• What the task asks: Each line that follows is to be retyped exactly.
══ Data to process
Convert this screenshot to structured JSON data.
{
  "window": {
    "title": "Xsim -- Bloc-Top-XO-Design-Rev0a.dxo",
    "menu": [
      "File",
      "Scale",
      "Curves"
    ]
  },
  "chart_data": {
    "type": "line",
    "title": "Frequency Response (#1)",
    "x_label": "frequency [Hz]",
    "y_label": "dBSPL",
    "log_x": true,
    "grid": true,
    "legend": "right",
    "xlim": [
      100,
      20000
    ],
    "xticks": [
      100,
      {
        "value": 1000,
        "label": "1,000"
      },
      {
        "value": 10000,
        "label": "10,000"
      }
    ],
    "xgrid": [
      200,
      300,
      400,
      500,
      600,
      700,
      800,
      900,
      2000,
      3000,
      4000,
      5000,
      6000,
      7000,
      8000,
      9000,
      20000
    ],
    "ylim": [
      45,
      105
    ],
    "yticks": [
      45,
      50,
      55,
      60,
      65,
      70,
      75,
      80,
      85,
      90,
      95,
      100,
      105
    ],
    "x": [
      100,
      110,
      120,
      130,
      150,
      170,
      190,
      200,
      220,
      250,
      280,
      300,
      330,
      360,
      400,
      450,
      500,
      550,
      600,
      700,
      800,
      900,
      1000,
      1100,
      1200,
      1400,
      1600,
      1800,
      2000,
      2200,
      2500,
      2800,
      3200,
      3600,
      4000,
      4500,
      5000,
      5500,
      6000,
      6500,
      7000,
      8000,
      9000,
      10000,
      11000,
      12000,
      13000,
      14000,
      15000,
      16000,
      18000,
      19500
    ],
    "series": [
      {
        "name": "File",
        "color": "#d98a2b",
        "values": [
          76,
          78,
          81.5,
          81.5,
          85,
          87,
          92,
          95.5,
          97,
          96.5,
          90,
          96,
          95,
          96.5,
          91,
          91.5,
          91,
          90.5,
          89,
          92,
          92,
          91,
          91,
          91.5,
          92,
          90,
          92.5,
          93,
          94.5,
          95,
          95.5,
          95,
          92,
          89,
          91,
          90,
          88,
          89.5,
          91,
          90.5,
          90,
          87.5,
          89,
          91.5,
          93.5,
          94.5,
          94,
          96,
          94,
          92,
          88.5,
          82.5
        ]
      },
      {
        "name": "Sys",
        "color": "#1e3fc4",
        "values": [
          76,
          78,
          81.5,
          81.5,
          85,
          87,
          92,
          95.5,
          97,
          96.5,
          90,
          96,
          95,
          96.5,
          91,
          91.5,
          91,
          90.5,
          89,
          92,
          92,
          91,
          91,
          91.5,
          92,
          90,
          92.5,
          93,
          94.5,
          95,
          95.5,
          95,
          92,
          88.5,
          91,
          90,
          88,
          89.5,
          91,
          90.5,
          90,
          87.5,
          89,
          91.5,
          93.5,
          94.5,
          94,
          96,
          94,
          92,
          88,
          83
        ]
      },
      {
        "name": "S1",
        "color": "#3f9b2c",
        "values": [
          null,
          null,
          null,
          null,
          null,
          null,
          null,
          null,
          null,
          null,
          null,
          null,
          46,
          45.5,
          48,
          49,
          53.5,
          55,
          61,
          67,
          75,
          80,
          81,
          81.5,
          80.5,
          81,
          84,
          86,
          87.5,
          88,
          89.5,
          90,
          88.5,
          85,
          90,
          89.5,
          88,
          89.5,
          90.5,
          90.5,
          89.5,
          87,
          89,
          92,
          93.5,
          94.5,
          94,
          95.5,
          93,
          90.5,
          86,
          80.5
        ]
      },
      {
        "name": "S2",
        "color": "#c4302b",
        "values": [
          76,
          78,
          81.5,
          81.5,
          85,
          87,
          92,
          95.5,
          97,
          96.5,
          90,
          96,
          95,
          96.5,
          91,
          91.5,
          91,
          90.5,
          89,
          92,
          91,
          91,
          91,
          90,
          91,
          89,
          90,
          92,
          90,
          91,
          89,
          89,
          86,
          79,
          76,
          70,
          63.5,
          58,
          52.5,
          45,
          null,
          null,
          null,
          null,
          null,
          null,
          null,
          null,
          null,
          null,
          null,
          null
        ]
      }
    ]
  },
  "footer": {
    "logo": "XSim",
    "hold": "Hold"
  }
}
════
• Problem solution:
Convert this screenshot to structured JSON data.
{
  "window": {
    "title": "Xsim -- Bloc-Top-XO-Design-Rev0a.dxo",
    "menu": [
      "File",
      "Scale",
      "Curves"
    ]
  },
  "chart_data": {
    "type": "line",
    "title": "Frequency Response (#1)",
    "x_label": "frequency [Hz]",
    "y_label": "dBSPL",
    "log_x": true,
    "grid": true,
    "legend": "right",
    "xlim": [
      100,
      20000
    ],
    "xticks": [
      100,
      {
        "value": 1000,
        "label": "1,000"
      },
      {
        "value": 10000,
        "label": "10,000"
      }
    ],
    "xgrid": [
      200,
      300,
      400,
      500,
      600,
      700,
      800,
      900,
      2000,
      3000,
      4000,
      5000,
      6000,
      7000,
      8000,
      9000,
      20000
    ],
    "ylim": [
      45,
      105
    ],
    "yticks": [
      45,
      50,
      55,
      60,
      65,
      70,
      75,
      80,
      85,
      90,
      95,
      100,
      105
    ],
    "x": [
      100,
      110,
      120,
      130,
      150,
      170,
      190,
      200,
      220,
      250,
      280,
      300,
      330,
      360,
      400,
      450,
      500,
      550,
      600,
      700,
      800,
      900,
      1000,
      1100,
      1200,
      1400,
      1600,
      1800,
      2000,
      2200,
      2500,
      2800,
      3200,
      3600,
      4000,
      4500,
      5000,
      5500,
      6000,
      6500,
      7000,
      8000,
      9000,
      10000,
      11000,
      12000,
      13000,
      14000,
      15000,
      16000,
      18000,
      19500
    ],
    "series": [
      {
        "name": "File",
        "color": "#d98a2b",
        "values": [
          76,
          78,
          81.5,
          81.5,
          85,
          87,
          92,
          95.5,
          97,
          96.5,
          90,
          96,
          95,
          96.5,
          91,
          91.5,
          91,
          90.5,
          89,
          92,
          92,
          91,
          91,
          91.5,
          92,
          90,
          92.5,
          93,
          94.5,
          95,
          95.5,
          95,
          92,
          89,
          91,
          90,
          88,
          89.5,
          91,
          90.5,
          90,
          87.5,
          89,
          91.5,
          93.5,
          94.5,
          94,
          96,
          94,
          92,
          88.5,
          82.5
        ]
      },
      {
        "name": "Sys",
        "color": "#1e3fc4",
        "values": [
          76,
          78,
          81.5,
          81.5,
          85,
          87,
          92,
          95.5,
          97,
          96.5,
          90,
          96,
          95,
          96.5,
          91,
          91.5,
          91,
          90.5,
          89,
          92,
          92,
          91,
          91,
          91.5,
          92,
          90,
          92.5,
          93,
          94.5,
          95,
          95.5,
          95,
          92,
          88.5,
          91,
          90,
          88,
          89.5,
          91,
          90.5,
          90,
          87.5,
          89,
          91.5,
          93.5,
          94.5,
          94,
          96,
          94,
          92,
          88,
          83
        ]
      },
      {
        "name": "S1",
        "color": "#3f9b2c",
        "values": [
          null,
          null,
          null,
          null,
          null,
          null,
          null,
          null,
          null,
          null,
          null,
          null,
          46,
          45.5,
          48,
          49,
          53.5,
          55,
          61,
          67,
          75,
          80,
          81,
          81.5,
          80.5,
          81,
          84,
          86,
          87.5,
          88,
          89.5,
          90,
          88.5,
          85,
          90,
          89.5,
          88,
          89.5,
          90.5,
          90.5,
          89.5,
          87,
          89,
          92,
          93.5,
          94.5,
          94,
          95.5,
          93,
          90.5,
          86,
          80.5
        ]
      },
      {
        "name": "S2",
        "color": "#c4302b",
        "values": [
          76,
          78,
          81.5,
          81.5,
          85,
          87,
          92,
          95.5,
          97,
          96.5,
          90,
          96,
          95,
          96.5,
          91,
          91.5,
          91,
          90.5,
          89,
          92,
          91,
          91,
          91,
          90,
          91,
          89,
          90,
          92,
          90,
          91,
          89,
          89,
          86,
          79,
          76,
          70,
          63.5,
          58,
          52.5,
          45,
          null,
          null,
          null,
          null,
          null,
          null,
          null,
          null,
          null,
          null,
          null,
          null
        ]
      }
    ]
  },
  "footer": {
    "logo": "XSim",
    "hold": "Hold"
  }
}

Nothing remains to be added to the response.